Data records
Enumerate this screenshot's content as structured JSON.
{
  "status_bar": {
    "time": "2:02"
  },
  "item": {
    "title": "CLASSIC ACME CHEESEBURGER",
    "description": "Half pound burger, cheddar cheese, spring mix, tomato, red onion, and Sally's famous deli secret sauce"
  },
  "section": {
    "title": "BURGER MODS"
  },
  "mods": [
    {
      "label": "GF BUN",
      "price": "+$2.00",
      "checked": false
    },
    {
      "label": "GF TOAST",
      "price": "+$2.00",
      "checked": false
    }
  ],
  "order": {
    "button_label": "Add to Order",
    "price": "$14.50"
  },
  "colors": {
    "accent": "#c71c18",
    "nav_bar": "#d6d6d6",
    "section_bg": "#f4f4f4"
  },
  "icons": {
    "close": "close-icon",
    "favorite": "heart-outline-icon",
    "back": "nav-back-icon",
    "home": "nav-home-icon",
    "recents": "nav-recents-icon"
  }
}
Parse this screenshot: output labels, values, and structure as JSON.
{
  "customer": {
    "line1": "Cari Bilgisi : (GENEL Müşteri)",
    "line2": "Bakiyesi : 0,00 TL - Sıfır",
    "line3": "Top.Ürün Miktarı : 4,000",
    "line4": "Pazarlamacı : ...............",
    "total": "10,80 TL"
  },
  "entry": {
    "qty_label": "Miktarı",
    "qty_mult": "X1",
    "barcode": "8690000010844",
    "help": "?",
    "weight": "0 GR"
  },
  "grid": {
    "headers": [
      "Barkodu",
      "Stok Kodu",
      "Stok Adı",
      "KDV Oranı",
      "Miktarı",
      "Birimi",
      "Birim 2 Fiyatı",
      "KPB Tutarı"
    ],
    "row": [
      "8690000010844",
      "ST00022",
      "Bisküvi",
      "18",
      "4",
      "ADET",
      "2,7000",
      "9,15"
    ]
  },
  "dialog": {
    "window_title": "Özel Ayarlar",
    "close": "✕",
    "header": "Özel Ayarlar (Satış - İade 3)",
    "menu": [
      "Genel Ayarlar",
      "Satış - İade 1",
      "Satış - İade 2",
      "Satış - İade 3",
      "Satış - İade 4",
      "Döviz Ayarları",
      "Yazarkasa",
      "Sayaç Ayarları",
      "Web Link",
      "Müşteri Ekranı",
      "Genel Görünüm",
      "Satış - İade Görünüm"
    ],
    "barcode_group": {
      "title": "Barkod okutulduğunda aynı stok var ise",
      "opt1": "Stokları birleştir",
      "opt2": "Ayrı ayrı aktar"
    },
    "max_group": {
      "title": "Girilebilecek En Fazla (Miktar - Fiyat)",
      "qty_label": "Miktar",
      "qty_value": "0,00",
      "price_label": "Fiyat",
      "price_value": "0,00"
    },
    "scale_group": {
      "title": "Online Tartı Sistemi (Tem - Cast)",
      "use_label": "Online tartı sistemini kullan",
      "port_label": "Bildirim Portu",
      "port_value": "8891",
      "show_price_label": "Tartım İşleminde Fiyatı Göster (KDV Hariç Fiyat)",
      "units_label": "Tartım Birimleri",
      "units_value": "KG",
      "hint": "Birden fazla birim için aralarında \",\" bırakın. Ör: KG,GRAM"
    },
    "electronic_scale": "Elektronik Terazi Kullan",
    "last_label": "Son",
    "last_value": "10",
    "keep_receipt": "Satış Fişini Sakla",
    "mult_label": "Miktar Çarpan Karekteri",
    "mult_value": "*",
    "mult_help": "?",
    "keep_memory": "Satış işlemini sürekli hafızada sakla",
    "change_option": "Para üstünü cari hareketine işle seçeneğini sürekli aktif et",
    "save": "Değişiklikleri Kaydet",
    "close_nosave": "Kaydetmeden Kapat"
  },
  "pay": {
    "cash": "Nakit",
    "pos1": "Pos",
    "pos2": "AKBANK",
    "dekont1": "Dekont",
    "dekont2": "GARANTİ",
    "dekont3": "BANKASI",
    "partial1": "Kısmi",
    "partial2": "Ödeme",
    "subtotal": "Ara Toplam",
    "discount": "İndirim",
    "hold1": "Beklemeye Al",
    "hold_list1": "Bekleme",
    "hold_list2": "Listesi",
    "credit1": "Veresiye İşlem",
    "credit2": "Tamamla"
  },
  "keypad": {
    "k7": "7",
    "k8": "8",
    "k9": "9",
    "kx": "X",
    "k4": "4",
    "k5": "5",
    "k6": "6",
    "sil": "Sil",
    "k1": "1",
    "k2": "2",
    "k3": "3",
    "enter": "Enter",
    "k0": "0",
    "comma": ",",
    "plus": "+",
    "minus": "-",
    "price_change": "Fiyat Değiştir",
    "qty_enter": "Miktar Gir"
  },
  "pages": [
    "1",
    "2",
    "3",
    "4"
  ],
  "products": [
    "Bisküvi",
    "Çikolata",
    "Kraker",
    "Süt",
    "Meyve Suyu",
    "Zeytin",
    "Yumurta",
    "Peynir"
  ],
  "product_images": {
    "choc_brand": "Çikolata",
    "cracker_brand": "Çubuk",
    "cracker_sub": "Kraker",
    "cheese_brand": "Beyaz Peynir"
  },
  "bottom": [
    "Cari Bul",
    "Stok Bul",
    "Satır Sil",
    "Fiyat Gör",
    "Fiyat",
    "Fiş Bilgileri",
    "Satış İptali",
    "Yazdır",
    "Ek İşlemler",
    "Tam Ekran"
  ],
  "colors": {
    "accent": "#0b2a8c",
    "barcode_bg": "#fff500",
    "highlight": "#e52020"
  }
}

> Objective
Word for word, quote all of the data above.

> Response to this task
Enumerate this screenshot's content as structured JSON.
{
  "status_bar": {
    "time": "2:02"
  },
  "item": {
    "title": "CLASSIC ACME CHEESEBURGER",
    "description": "Half pound burger, cheddar cheese, spring mix, tomato, red onion, and Sally's famous deli secret sauce"
  },
  "section": {
    "title": "BURGER MODS"
  },
  "mods": [
    {
      "label": "GF BUN",
      "price": "+$2.00",
      "checked": false
    },
    {
      "label": "GF TOAST",
      "price": "+$2.00",
      "checked": false
    }
  ],
  "order": {
    "button_label": "Add to Order",
    "price": "$14.50"
  },
  "colors": {
    "accent": "#c71c18",
    "nav_bar": "#d6d6d6",
    "section_bg": "#f4f4f4"
  },
  "icons": {
    "close": "close-icon",
    "favorite": "heart-outline-icon",
    "back": "nav-back-icon",
    "home": "nav-home-icon",
    "recents": "nav-recents-icon"
  }
}
Parse this screenshot: output labels, values, and structure as JSON.
{
  "customer": {
    "line1": "Cari Bilgisi : (GENEL Müşteri)",
    "line2": "Bakiyesi : 0,00 TL - Sıfır",
    "line3": "Top.Ürün Miktarı : 4,000",
    "line4": "Pazarlamacı : ...............",
    "total": "10,80 TL"
  },
  "entry": {
    "qty_label": "Miktarı",
    "qty_mult": "X1",
    "barcode": "8690000010844",
    "help": "?",
    "weight": "0 GR"
  },
  "grid": {
    "headers": [
      "Barkodu",
      "Stok Kodu",
      "Stok Adı",
      "KDV Oranı",
      "Miktarı",
      "Birimi",
      "Birim 2 Fiyatı",
      "KPB Tutarı"
    ],
    "row": [
      "8690000010844",
      "ST00022",
      "Bisküvi",
      "18",
      "4",
      "ADET",
      "2,7000",
      "9,15"
    ]
  },
  "dialog": {
    "window_title": "Özel Ayarlar",
    "close": "✕",
    "header": "Özel Ayarlar (Satış - İade 3)",
    "menu": [
      "Genel Ayarlar",
      "Satış - İade 1",
      "Satış - İade 2",
      "Satış - İade 3",
      "Satış - İade 4",
      "Döviz Ayarları",
      "Yazarkasa",
      "Sayaç Ayarları",
      "Web Link",
      "Müşteri Ekranı",
      "Genel Görünüm",
      "Satış - İade Görünüm"
    ],
    "barcode_group": {
      "title": "Barkod okutulduğunda aynı stok var ise",
      "opt1": "Stokları birleştir",
      "opt2": "Ayrı ayrı aktar"
    },
    "max_group": {
      "title": "Girilebilecek En Fazla (Miktar - Fiyat)",
      "qty_label": "Miktar",
      "qty_value": "0,00",
      "price_label": "Fiyat",
      "price_value": "0,00"
    },
    "scale_group": {
      "title": "Online Tartı Sistemi (Tem - Cast)",
      "use_label": "Online tartı sistemini kullan",
      "port_label": "Bildirim Portu",
      "port_value": "8891",
      "show_price_label": "Tartım İşleminde Fiyatı Göster (KDV Hariç Fiyat)",
      "units_label": "Tartım Birimleri",
      "units_value": "KG",
      "hint": "Birden fazla birim için aralarında \",\" bırakın. Ör: KG,GRAM"
    },
    "electronic_scale": "Elektronik Terazi Kullan",
    "last_label": "Son",
    "last_value": "10",
    "keep_receipt": "Satış Fişini Sakla",
    "mult_label": "Miktar Çarpan Karekteri",
    "mult_value": "*",
    "mult_help": "?",
    "keep_memory": "Satış işlemini sürekli hafızada sakla",
    "change_option": "Para üstünü cari hareketine işle seçeneğini sürekli aktif et",
    "save": "Değişiklikleri Kaydet",
    "close_nosave": "Kaydetmeden Kapat"
  },
  "pay": {
    "cash": "Nakit",
    "pos1": "Pos",
    "pos2": "AKBANK",
    "dekont1": "Dekont",
    "dekont2": "GARANTİ",
    "dekont3": "BANKASI",
    "partial1": "Kısmi",
    "partial2": "Ödeme",
    "subtotal": "Ara Toplam",
    "discount": "İndirim",
    "hold1": "Beklemeye Al",
    "hold_list1": "Bekleme",
    "hold_list2": "Listesi",
    "credit1": "Veresiye İşlem",
    "credit2": "Tamamla"
  },
  "keypad": {
    "k7": "7",
    "k8": "8",
    "k9": "9",
    "kx": "X",
    "k4": "4",
    "k5": "5",
    "k6": "6",
    "sil": "Sil",
    "k1": "1",
    "k2": "2",
    "k3": "3",
    "enter": "Enter",
    "k0": "0",
    "comma": ",",
    "plus": "+",
    "minus": "-",
    "price_change": "Fiyat Değiştir",
    "qty_enter": "Miktar Gir"
  },
  "pages": [
    "1",
    "2",
    "3",
    "4"
  ],
  "products": [
    "Bisküvi",
    "Çikolata",
    "Kraker",
    "Süt",
    "Meyve Suyu",
    "Zeytin",
    "Yumurta",
    "Peynir"
  ],
  "product_images": {
    "choc_brand": "Çikolata",
    "cracker_brand": "Çubuk",
    "cracker_sub": "Kraker",
    "cheese_brand": "Beyaz Peynir"
  },
  "bottom": [
    "Cari Bul",
    "Stok Bul",
    "Satır Sil",
    "Fiyat Gör",
    "Fiyat",
    "Fiş Bilgileri",
    "Satış İptali",
    "Yazdır",
    "Ek İşlemler",
    "Tam Ekran"
  ],
  "colors": {
    "accent": "#0b2a8c",
    "barcode_bg": "#fff500",
    "highlight": "#e52020"
  }
}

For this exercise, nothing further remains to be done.